The standard is organized in a hierarchy of data elements and compound elements that define the information content for metadata to document a set of digital geospatial data. The starting point is "metadata" (section 0). The compound element "metadata" is composed of other compound elements representing different concepts about the data set. Each of these compound elements has a numbered section in the standard. In each numbered section, these compound elements are defined by other compound elements and data elements. The section "contact information" is a special section that specifies the data elements for contacting individuals and organizations. This section is used by other sections, and is defined once for convenience.

Each section begins with the name and definition of the compound element that defines the section. The name and definition are followed by production rules (see below) that define this compound element in terms of data elements, either directly or by the use of intermediate compound elements. When intermediate compound elements are used, the production rules for these elements also are provided in this part of the section.

Additional information about the organization of the Standard follows:

  • The production rules are followed by a list of names and definitions of compound elements and data elements used in the section.
  • Section and element numbers are provided for user navigation of the standard. They are neither authoritative nor intended for use in implementation and are subject to change in future revisions of the standard.

Compound Elements

A compound element is a group of data elements and other compound elements. All compound elements are described by data elements, either directly or through intermediate compound elements. Compound elements represent higher-level concepts that cannot be represented by individual data elements. The form for the definition of compound elements is:

    Compound element name -- definition.
      Type: compound
      Short Name:

The type of "compound" uniquely identifies the compound elements in the lists of terms and definitions.

Short names consisting of eight alphabetic characters or less are included to assist in implementation of the standard.

Data Elements

A data element is a logically primitive item of data. The entry for a data element includes the name of the data element, the definition of the data element, a description of the values that can be assigned to the data element, and a short name for the data element. The form for the definition of the data elements is:

    Data element name -- definition.
      Type:
      Domain:
      Short Name:

The information about the values for the data elements include a description of the type of the value, and a description of the domain of the valid values. The type of the data element describes the kind of value to be provided. The choices are "integer" for integer numbers, "real" for real numbers, "text" for ASCII characters, "date" for day of the year, and "time" for time of the day.

The domain describes valid values that can be assigned to the data element. The domain may specify a list of valid values, references to lists of valid values, or restrictions on the range of values that can be assigned to a data element.

The domain also may note that the domain is free from restrictions, and any values that can be represented by the "type" of the data element can be assigned. These unrestricted domains are represented by the use of the word "free" followed by the type of the data element (that is, free text, free date, free real, free time, free integer). Some domains can be partly, but not completely, specified. For example, there are several widely used data transfer formats, but there may be many more that are less well known. To allow a producer to describe its data in these circumstances, the convention of providing a list of values followed by the designation of a "free" domain was used. In these cases, assignments of values shall be made from the provided domain when possible. When not possible, providers may create and assign their own value. A created value shall not redefine a value provided by the standard.

+ + + +

# Set tasks
a) Answer these from the text on the metadata standard:
(i) What is the starting point of the standard's hierarchy?
(ii) At most how many alphabetic characters make up a short name?
(iii) What word, followed by the data element's type, represents an unrestricted domain?
b) Please reproduce, word for word, the passage of the text on the metadata standard starting at "The information about" and ending at "a data element.".

# Data shown
+ + + +

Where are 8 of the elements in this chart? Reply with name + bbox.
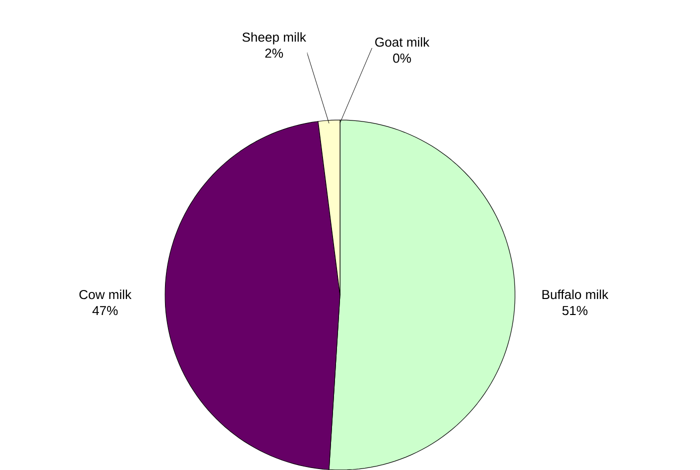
slice-label: Buffalo milk: [542, 290, 608, 300]
data-label: 47%: [92, 306, 118, 316]
data-label: 2%: [265, 48, 283, 58]
slice-label: Sheep milk: [242, 32, 306, 44]
category-label: Goat milk: [375, 37, 430, 47]
text: 0%: [393, 54, 411, 63]
data-label: 51%: [562, 306, 588, 316]
slice-label: Cow milk: [79, 290, 132, 300]
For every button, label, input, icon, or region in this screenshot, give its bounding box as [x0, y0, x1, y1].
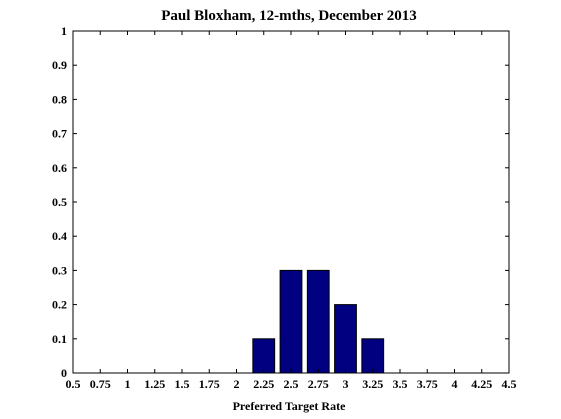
y-tick-label: 0 — [61, 366, 67, 380]
x-tick-label: 0.5 — [66, 377, 81, 391]
x-axis-label: Preferred Target Rate — [233, 399, 347, 413]
y-tick-label: 0.2 — [52, 298, 67, 312]
y-tick-label: 0.7 — [52, 127, 67, 141]
x-tick-label: 4.5 — [502, 377, 517, 391]
x-tick-label: 4 — [452, 377, 458, 391]
y-tick-label: 0.1 — [52, 332, 67, 346]
bar — [252, 338, 276, 374]
x-tick-label: 2.25 — [253, 377, 274, 391]
x-tick-label: 1.75 — [199, 377, 220, 391]
y-tick-label: 0.5 — [52, 195, 67, 209]
x-tick-label: 3.5 — [393, 377, 408, 391]
bar — [306, 269, 330, 374]
bar — [361, 338, 385, 374]
x-tick-label: 1 — [125, 377, 131, 391]
x-tick-label: 4.25 — [471, 377, 492, 391]
x-tick-label: 2.5 — [284, 377, 299, 391]
y-tick-label: 0.9 — [52, 58, 67, 72]
plot-frame — [72, 30, 510, 374]
y-tick-label: 0.4 — [52, 229, 67, 243]
x-tick-label: 2.75 — [308, 377, 329, 391]
chart-title: Paul Bloxham, 12-mths, December 2013 — [161, 8, 417, 24]
bar — [334, 304, 357, 374]
x-tick-label: 3 — [343, 377, 349, 391]
x-tick-label: 3.75 — [417, 377, 438, 391]
y-tick-label: 0.6 — [52, 161, 67, 175]
x-tick-label: 2 — [234, 377, 240, 391]
y-tick-label: 0.3 — [52, 263, 67, 277]
bar — [279, 269, 303, 374]
y-tick-label: 0.8 — [52, 92, 67, 106]
x-tick-label: 1.25 — [144, 377, 165, 391]
x-tick-label: 3.25 — [362, 377, 383, 391]
x-tick-label: 1.5 — [175, 377, 190, 391]
y-tick-label: 1 — [61, 24, 67, 38]
x-tick-label: 0.75 — [90, 377, 111, 391]
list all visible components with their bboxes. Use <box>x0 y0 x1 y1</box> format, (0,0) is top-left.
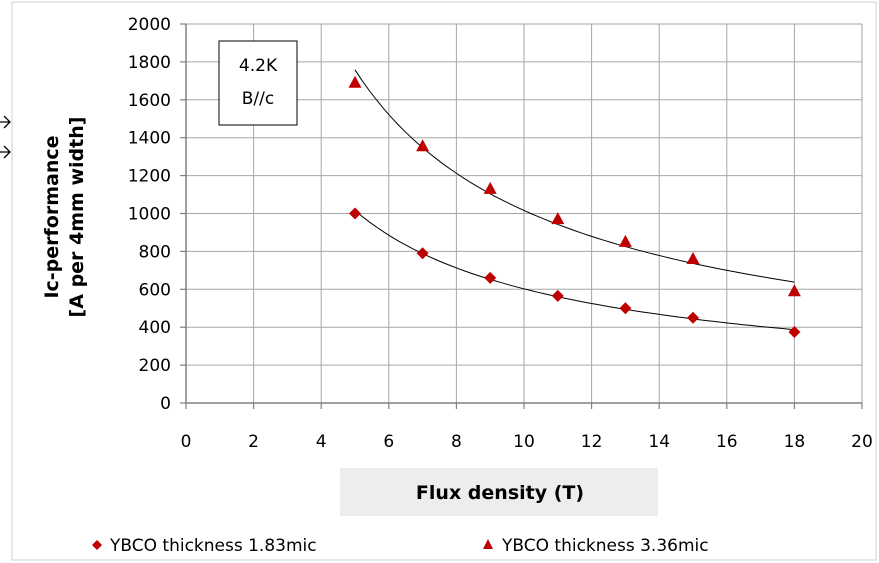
x-tick-label: 12 <box>581 432 603 452</box>
data-point-series-1 <box>484 271 497 284</box>
data-point-series-2 <box>686 251 700 264</box>
annotation-box <box>218 40 298 126</box>
trendline-series-2 <box>354 69 795 283</box>
x-tick-label: 10 <box>513 432 535 452</box>
y-tick-label: 200 <box>139 356 171 376</box>
legend-label-series-1: YBCO thickness 1.83mic <box>109 536 317 556</box>
x-tick-label: 18 <box>784 432 806 452</box>
x-tick-label: 14 <box>648 432 670 452</box>
x-tick-label: 20 <box>851 432 873 452</box>
arrow-icon <box>0 145 11 159</box>
x-tick-label: 2 <box>248 432 259 452</box>
trendline-series-1 <box>354 210 795 331</box>
y-tick-label: 1400 <box>128 129 171 149</box>
data-point-series-2 <box>787 284 801 297</box>
y-tick-label: 1200 <box>128 167 171 187</box>
legend-triangle-icon <box>483 539 493 549</box>
y-axis-title: Ic-performance [A per 4mm width] <box>41 117 88 318</box>
y-tick-label: 800 <box>139 242 171 262</box>
data-point-series-2 <box>618 234 632 247</box>
y-axis-title-line-2: [A per 4mm width] <box>66 117 88 318</box>
chart-area-frame <box>11 1 877 561</box>
x-axis-title-background <box>340 468 658 516</box>
annotation-line-2: B//c <box>242 89 274 109</box>
data-point-series-1 <box>349 207 361 220</box>
legend: YBCO thickness 1.83mic YBCO thickness 3.… <box>92 536 709 556</box>
x-tick-label: 4 <box>316 432 327 452</box>
y-tick-label: 400 <box>139 318 171 338</box>
plot-frame <box>180 23 863 409</box>
x-tick-labels: 0 2 4 6 8 10 12 14 16 18 20 <box>181 432 873 452</box>
x-tick-label: 16 <box>716 432 738 452</box>
x-tick-label: 0 <box>181 432 192 452</box>
data-point-series-1 <box>551 289 564 302</box>
arrow-icon <box>0 115 11 129</box>
x-tick-label: 8 <box>451 432 462 452</box>
data-point-series-2 <box>483 181 497 194</box>
y-axis-title-line-1: Ic-performance <box>41 135 63 298</box>
data-point-series-2 <box>551 212 565 225</box>
y-tick-labels: 0 200 400 600 800 1000 1200 1400 1600 1800 2000 <box>128 15 171 414</box>
trendlines <box>354 69 795 331</box>
data-point-series-2 <box>416 139 430 152</box>
y-tick-label: 0 <box>160 394 171 414</box>
y-tick-label: 600 <box>139 280 171 300</box>
legend-label-series-2: YBCO thickness 3.36mic <box>501 536 709 556</box>
y-tick-label: 1000 <box>128 205 171 225</box>
data-point-series-1 <box>788 325 801 338</box>
y-tick-label: 2000 <box>128 15 171 35</box>
data-point-series-1 <box>416 247 429 260</box>
y-tick-label: 1600 <box>128 91 171 111</box>
data-point-series-1 <box>619 302 632 315</box>
y-tick-label: 1800 <box>128 53 171 73</box>
left-arrow-icons <box>0 115 11 159</box>
x-tick-label: 6 <box>383 432 394 452</box>
legend-diamond-icon <box>92 540 102 550</box>
data-point-series-2 <box>348 75 362 88</box>
condition-annotation: 4.2K B//c <box>218 40 298 126</box>
annotation-line-1: 4.2K <box>239 56 278 76</box>
data-point-series-1 <box>687 311 699 324</box>
data-markers <box>348 75 801 338</box>
x-axis-title: Flux density (T) <box>416 482 584 504</box>
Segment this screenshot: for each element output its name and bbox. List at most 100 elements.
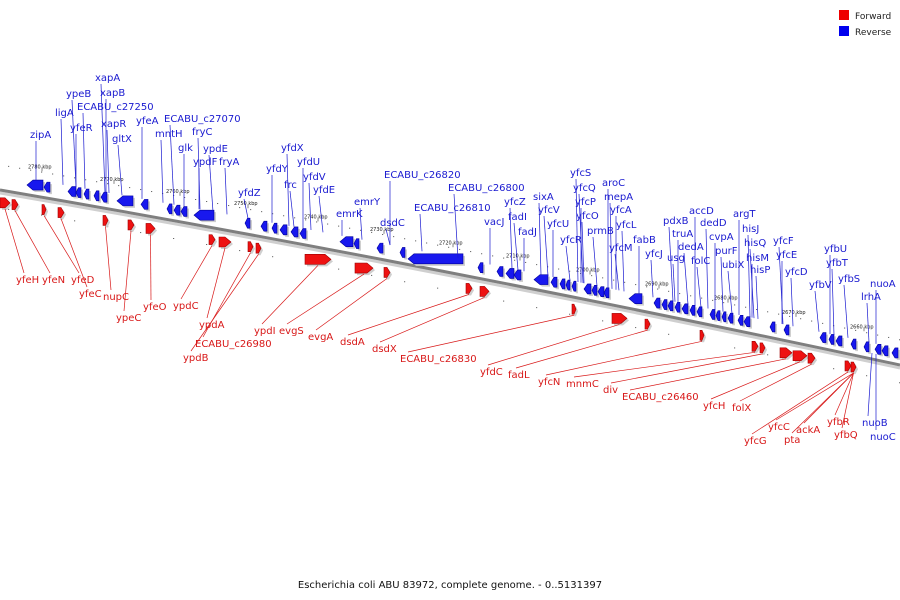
forward-gene-fadl: fadL bbox=[508, 329, 648, 381]
gene-body bbox=[597, 286, 605, 297]
forward-gene-ypdi: ypdI bbox=[254, 265, 319, 337]
legend-forward-label: Forward bbox=[855, 12, 891, 22]
gene-body bbox=[603, 287, 610, 299]
reverse-gene-arrow bbox=[299, 228, 308, 241]
reverse-gene-aroc: aroC bbox=[602, 178, 625, 289]
reverse-gene-yfdx: yfdX bbox=[281, 143, 304, 226]
legend: Forward Reverse bbox=[839, 10, 892, 38]
leader-line bbox=[538, 202, 542, 275]
gene-body bbox=[644, 318, 651, 330]
leader-line bbox=[621, 230, 625, 292]
gene-body bbox=[353, 238, 360, 249]
gene-label: ECABU_c27070 bbox=[164, 114, 241, 125]
leader-line bbox=[169, 124, 175, 205]
gene-body bbox=[383, 267, 391, 278]
reverse-gene-arrow bbox=[835, 335, 844, 348]
gene-label: nuoC bbox=[870, 432, 896, 443]
leader-line bbox=[82, 112, 86, 189]
reverse-gene-arrow bbox=[477, 262, 485, 275]
gene-body bbox=[477, 262, 484, 273]
gene-body bbox=[571, 280, 577, 292]
gene-label: mnmC bbox=[566, 379, 599, 390]
gene-body bbox=[193, 209, 215, 221]
gene-label: mepA bbox=[604, 192, 633, 203]
gene-label: yfcA bbox=[610, 205, 632, 216]
gene-body bbox=[591, 285, 598, 296]
forward-gene-arrow bbox=[218, 236, 233, 250]
gene-label: pta bbox=[784, 435, 800, 446]
reverse-gene-dsdc: dsdC bbox=[380, 218, 405, 246]
reverse-gene-cvpa: cvpA bbox=[709, 232, 734, 310]
gene-label: folX bbox=[732, 403, 751, 414]
gene-label: fadJ bbox=[518, 227, 537, 238]
gene-label: yfcE bbox=[776, 250, 797, 261]
reverse-gene-ecabu-c27250: ECABU_c27250 bbox=[77, 102, 154, 189]
leader-line bbox=[867, 352, 873, 417]
gene-label: dedA bbox=[678, 242, 704, 253]
gene-body bbox=[550, 276, 558, 288]
forward-gene-yfcc: yfcC bbox=[768, 372, 854, 433]
leader-line bbox=[565, 245, 571, 281]
gene-label: hisQ bbox=[744, 238, 766, 249]
reverse-gene-hisq: hisQ bbox=[744, 238, 766, 319]
gene-label: purF bbox=[715, 246, 738, 257]
forward-gene-nupc: nupC bbox=[103, 226, 129, 303]
gene-label: glk bbox=[178, 143, 193, 154]
leader-line bbox=[180, 245, 213, 300]
gene-body bbox=[819, 332, 827, 343]
gene-label: ypdF bbox=[193, 157, 218, 168]
leader-line bbox=[385, 228, 391, 246]
gene-label: mntH bbox=[155, 129, 183, 140]
gene-body bbox=[769, 321, 776, 333]
reverse-gene-yfea: yfeA bbox=[136, 116, 159, 199]
gene-body bbox=[715, 310, 721, 321]
leader-line bbox=[308, 182, 312, 231]
gene-label: dsdC bbox=[380, 218, 405, 229]
gene-label: yfcO bbox=[576, 211, 599, 222]
reverse-gene-trua: truA bbox=[672, 229, 693, 303]
gene-label: ECABU_c26460 bbox=[622, 392, 699, 403]
leader-line bbox=[841, 372, 854, 429]
reverse-gene-ecabu-c27070: ECABU_c27070 bbox=[164, 114, 241, 205]
reverse-gene-frc: frc bbox=[284, 180, 297, 227]
forward-gene-ypec: ypeC bbox=[116, 230, 141, 324]
reverse-gene-arrow bbox=[667, 300, 675, 313]
gene-label: fabB bbox=[633, 235, 656, 246]
leader-line bbox=[775, 372, 854, 421]
reverse-gene-arrow bbox=[83, 188, 91, 202]
leader-line bbox=[696, 266, 702, 308]
leader-line bbox=[573, 351, 756, 378]
gene-body bbox=[218, 236, 232, 248]
reverse-gene-arrow bbox=[550, 276, 559, 290]
forward-gene-arrow bbox=[145, 223, 157, 236]
gene-body bbox=[83, 188, 90, 200]
reverse-gene-yfcd: yfcD bbox=[785, 267, 808, 327]
reverse-gene-arrow bbox=[166, 203, 174, 216]
reverse-gene-lrha: lrhA bbox=[861, 292, 881, 343]
reverse-gene-arrow bbox=[881, 345, 890, 358]
leader-line bbox=[105, 226, 112, 291]
reverse-gene-arrow bbox=[828, 334, 836, 347]
gene-label: yfdC bbox=[480, 367, 503, 378]
reverse-gene-arrow bbox=[505, 268, 516, 281]
gene-label: yfcV bbox=[538, 205, 560, 216]
reverse-gene-ubix: ubiX bbox=[722, 260, 744, 314]
reverse-gene-arrow bbox=[180, 206, 189, 219]
gene-body bbox=[140, 199, 149, 210]
reverse-gene-arrow bbox=[783, 324, 791, 337]
leader-line bbox=[160, 139, 164, 203]
kbp-marker: 2730 kbp bbox=[370, 227, 394, 234]
reverse-gene-arrow bbox=[571, 280, 578, 294]
reverse-gene-yfbt: yfbT bbox=[826, 258, 849, 335]
leader-line bbox=[315, 278, 388, 331]
gene-label: lrhA bbox=[861, 292, 881, 303]
forward-gene-ecabu-c26460: ECABU_c26460 bbox=[622, 358, 787, 403]
forward-gene-yfen: yfeN bbox=[14, 210, 65, 286]
gene-body bbox=[709, 309, 716, 320]
backbone-shadow bbox=[0, 191, 900, 370]
reverse-gene-yfdz: yfdZ bbox=[238, 188, 261, 219]
forward-gene-ypdc: ypdC bbox=[173, 245, 213, 312]
reverse-gene-xapr: xapR bbox=[101, 119, 126, 194]
kbp-marker: 2740 kbp bbox=[304, 214, 328, 222]
reverse-gene-arrow bbox=[290, 226, 300, 239]
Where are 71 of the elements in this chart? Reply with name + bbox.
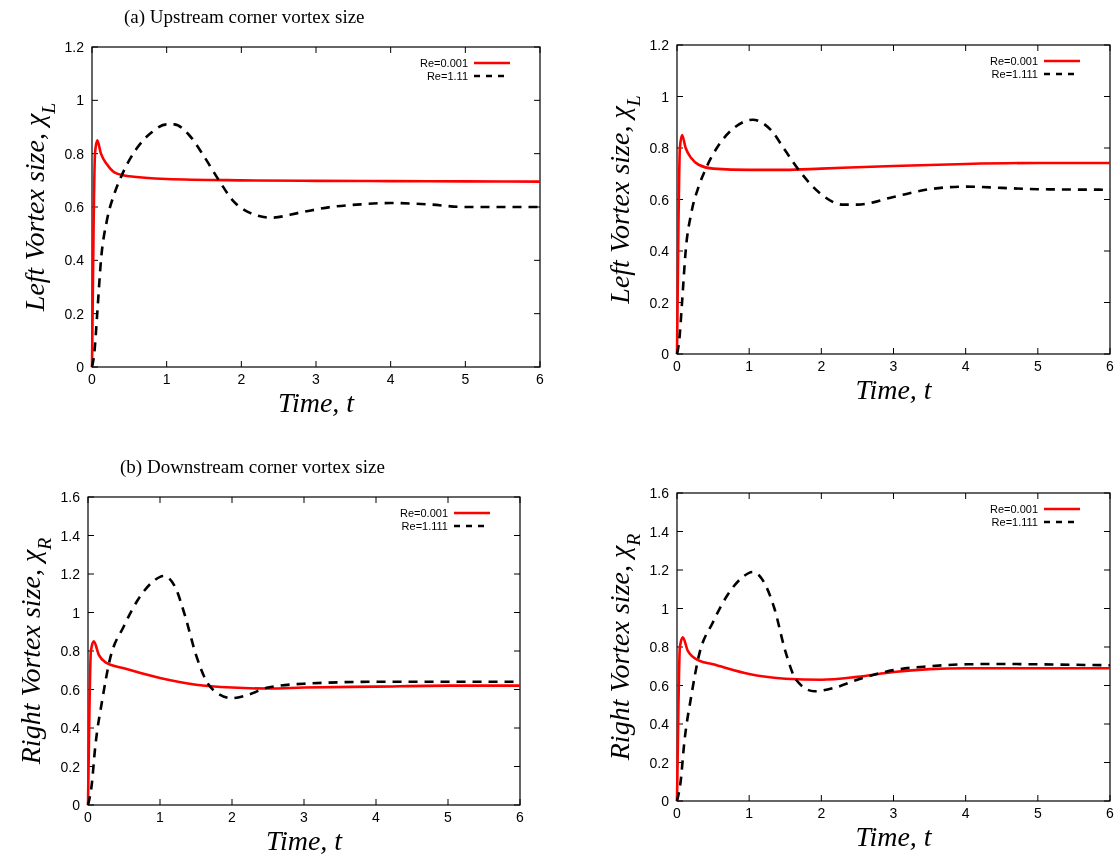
x-tick-label: 6	[536, 371, 545, 387]
legend-label: Re=0.001	[989, 503, 1038, 515]
y-tick-label: 0.2	[64, 305, 85, 322]
x-tick-label: 5	[461, 371, 470, 387]
y-tick-label: 0.6	[649, 191, 670, 208]
x-tick-label: 1	[745, 805, 754, 821]
x-tick-label: 1	[745, 358, 754, 374]
x-tick-label: 2	[817, 805, 826, 821]
y-tick-label: 1.6	[60, 489, 81, 505]
y-tick-label: 1	[76, 92, 85, 109]
x-tick-label: 4	[961, 805, 970, 821]
y-tick-label: 0.2	[60, 758, 81, 775]
y-tick-label: 0.4	[649, 716, 670, 732]
x-tick-label: 0	[88, 371, 97, 387]
x-axis-title: Time, t	[855, 821, 933, 852]
x-tick-label: 3	[312, 371, 321, 387]
y-tick-label: 0.8	[64, 145, 85, 162]
x-tick-label: 2	[228, 809, 237, 825]
x-tick-label: 3	[889, 358, 898, 374]
y-tick-label: 0.8	[60, 643, 81, 659]
y-tick-label: 1.4	[60, 527, 81, 544]
legend-label: Re=1.111	[991, 516, 1038, 528]
legend-label: Re=1.111	[991, 68, 1038, 80]
x-tick-label: 1	[156, 809, 165, 825]
x-tick-label: 1	[162, 371, 171, 387]
y-tick-label: 0.8	[649, 639, 670, 655]
y-tick-label: 0.6	[64, 199, 85, 215]
y-tick-label: 0.4	[64, 252, 85, 269]
x-tick-label: 0	[673, 805, 682, 821]
x-tick-label: 0	[673, 358, 682, 374]
x-tick-label: 4	[961, 358, 970, 374]
y-tick-label: 1	[661, 600, 670, 617]
y-tick-label: 0.6	[60, 681, 81, 698]
y-tick-label: 0.2	[649, 294, 670, 311]
y-tick-label: 1	[661, 88, 670, 105]
x-tick-label: 6	[1106, 805, 1115, 821]
y-tick-label: 0.6	[649, 677, 670, 694]
y-tick-label: 1.2	[60, 566, 81, 582]
x-tick-label: 5	[1033, 358, 1042, 374]
x-axis-title: Time, t	[855, 374, 933, 405]
y-tick-label: 0.4	[649, 243, 670, 259]
legend-label: Re=0.001	[419, 57, 468, 69]
chart-title: (a) Upstream corner vortex size	[124, 6, 365, 28]
x-tick-label: 3	[889, 805, 898, 821]
x-tick-label: 5	[1033, 805, 1042, 821]
x-tick-label: 4	[386, 371, 395, 387]
y-tick-label: 1.2	[649, 37, 670, 53]
y-tick-label: 1.6	[649, 485, 670, 501]
y-tick-label: 0.2	[649, 754, 670, 771]
x-tick-label: 4	[372, 809, 381, 825]
legend-label: Re=0.001	[989, 55, 1038, 67]
x-tick-label: 3	[300, 809, 309, 825]
y-tick-label: 1.2	[64, 39, 85, 55]
y-tick-label: 0	[661, 793, 670, 809]
y-tick-label: 1	[72, 604, 81, 621]
y-tick-label: 0.4	[60, 720, 81, 736]
legend-label: Re=1.111	[401, 520, 448, 532]
legend-label: Re=1.11	[426, 70, 468, 82]
y-tick-label: 0.8	[649, 140, 670, 156]
legend-label: Re=0.001	[399, 507, 448, 519]
x-tick-label: 2	[237, 371, 246, 387]
x-tick-label: 6	[516, 809, 525, 825]
y-tick-label: 1.4	[649, 523, 670, 540]
x-tick-label: 2	[817, 358, 826, 374]
y-tick-label: 1.2	[649, 562, 670, 578]
y-tick-label: 0	[661, 346, 670, 362]
x-tick-label: 5	[444, 809, 453, 825]
chart-title: (b) Downstream corner vortex size	[120, 456, 385, 478]
x-axis-title: Time, t	[265, 825, 344, 856]
x-axis-title: Time, t	[277, 387, 356, 418]
x-tick-label: 6	[1106, 358, 1115, 374]
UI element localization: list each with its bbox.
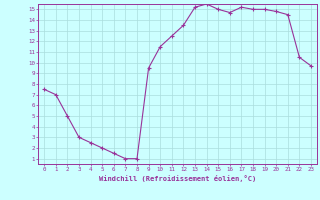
X-axis label: Windchill (Refroidissement éolien,°C): Windchill (Refroidissement éolien,°C) (99, 175, 256, 182)
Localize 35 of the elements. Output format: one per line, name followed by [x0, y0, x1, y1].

+ + + +

# Answers to each task
a)
(i) "Metadata" (section 0).
(ii) Eight.
(iii) "Free."

b)
The information about the values for the data elements include a description of the type of the value, and a description of the domain of the valid values. The type of the data element describes the kind of value to be provided. The choices are "integer" for integer numbers, "real" for real numbers, "text" for ASCII characters, "date" for day of the year, and "time" for time of the day.

The domain describes valid values that can be assigned to the data element. The domain may specify a list of valid values, references to lists of valid values, or restrictions on the range of values that can be assigned to a data element.